━━━━━ PROVIDED RECORDS ━━━━━

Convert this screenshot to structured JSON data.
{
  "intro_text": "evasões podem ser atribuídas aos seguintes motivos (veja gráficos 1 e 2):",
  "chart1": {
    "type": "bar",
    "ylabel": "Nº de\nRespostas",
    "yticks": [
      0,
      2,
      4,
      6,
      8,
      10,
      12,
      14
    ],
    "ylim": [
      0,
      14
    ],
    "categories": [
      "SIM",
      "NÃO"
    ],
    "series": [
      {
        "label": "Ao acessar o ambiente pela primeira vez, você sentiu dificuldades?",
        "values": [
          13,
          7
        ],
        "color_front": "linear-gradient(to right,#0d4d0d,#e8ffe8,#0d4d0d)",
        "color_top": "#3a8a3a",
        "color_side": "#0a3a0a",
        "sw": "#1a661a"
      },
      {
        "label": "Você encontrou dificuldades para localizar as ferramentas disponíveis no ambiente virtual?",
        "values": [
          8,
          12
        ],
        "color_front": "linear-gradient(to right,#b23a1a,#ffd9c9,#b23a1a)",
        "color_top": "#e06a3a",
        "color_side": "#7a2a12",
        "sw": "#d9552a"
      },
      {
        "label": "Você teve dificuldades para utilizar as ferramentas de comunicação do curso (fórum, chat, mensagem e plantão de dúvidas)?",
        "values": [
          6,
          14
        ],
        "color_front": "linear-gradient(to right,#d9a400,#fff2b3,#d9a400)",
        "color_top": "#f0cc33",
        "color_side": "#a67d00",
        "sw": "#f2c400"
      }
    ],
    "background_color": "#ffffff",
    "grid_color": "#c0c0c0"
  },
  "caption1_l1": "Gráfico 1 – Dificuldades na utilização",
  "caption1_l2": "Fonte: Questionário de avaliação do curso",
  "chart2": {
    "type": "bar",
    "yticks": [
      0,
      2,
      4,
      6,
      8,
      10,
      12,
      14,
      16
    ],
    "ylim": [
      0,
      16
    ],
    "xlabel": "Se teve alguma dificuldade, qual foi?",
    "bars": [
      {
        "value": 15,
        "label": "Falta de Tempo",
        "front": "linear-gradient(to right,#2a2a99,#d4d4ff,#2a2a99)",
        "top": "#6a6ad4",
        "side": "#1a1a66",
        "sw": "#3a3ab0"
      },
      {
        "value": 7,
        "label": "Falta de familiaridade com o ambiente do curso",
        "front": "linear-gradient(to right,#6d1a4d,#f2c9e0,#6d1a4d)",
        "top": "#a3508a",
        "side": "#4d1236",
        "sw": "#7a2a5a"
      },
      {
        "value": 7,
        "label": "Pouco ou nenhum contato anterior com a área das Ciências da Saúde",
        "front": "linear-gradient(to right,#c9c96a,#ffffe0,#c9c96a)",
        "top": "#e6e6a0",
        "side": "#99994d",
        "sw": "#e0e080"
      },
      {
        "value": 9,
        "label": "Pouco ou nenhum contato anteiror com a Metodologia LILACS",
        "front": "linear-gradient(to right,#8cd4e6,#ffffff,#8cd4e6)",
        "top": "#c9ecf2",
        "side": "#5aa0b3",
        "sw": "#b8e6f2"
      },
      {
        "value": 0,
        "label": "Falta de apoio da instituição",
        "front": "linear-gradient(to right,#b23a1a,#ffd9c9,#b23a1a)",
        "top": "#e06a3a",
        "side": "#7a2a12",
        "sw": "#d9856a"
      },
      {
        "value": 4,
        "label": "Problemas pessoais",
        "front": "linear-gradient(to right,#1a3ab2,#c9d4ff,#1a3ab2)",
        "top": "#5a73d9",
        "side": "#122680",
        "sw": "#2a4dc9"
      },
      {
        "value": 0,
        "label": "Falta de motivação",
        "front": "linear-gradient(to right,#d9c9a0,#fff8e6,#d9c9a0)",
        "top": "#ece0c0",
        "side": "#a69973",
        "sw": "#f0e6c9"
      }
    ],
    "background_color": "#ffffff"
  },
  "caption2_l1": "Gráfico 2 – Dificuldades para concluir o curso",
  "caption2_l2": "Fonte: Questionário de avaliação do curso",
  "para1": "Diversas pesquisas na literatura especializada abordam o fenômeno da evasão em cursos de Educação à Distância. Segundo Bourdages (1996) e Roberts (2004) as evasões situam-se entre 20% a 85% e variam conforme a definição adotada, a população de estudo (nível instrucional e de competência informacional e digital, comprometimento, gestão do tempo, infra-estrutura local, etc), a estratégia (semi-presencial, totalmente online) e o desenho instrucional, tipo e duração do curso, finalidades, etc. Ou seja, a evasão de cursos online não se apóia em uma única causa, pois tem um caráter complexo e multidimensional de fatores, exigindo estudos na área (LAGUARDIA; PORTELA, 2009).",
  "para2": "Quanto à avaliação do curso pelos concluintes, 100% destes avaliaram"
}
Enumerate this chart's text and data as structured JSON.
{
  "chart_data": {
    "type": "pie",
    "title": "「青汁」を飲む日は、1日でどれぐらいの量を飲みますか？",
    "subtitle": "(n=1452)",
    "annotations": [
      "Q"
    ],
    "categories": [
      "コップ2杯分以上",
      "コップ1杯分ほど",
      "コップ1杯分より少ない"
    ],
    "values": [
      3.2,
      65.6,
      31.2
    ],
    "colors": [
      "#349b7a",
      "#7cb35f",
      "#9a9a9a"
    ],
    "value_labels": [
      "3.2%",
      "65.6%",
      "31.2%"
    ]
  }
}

━━━━━

[TASK TO CARRY OUT] Search the data for the word "avaliação" and copy each line where it appears.

[COMPLETED EXERCISE]
  "caption1_l2": "Fonte: Questionário de avaliação do curso",
  "caption2_l2": "Fonte: Questionário de avaliação do curso",
  "para2": "Quanto à avaliação do curso pelos concluintes, 100% destes avaliaram"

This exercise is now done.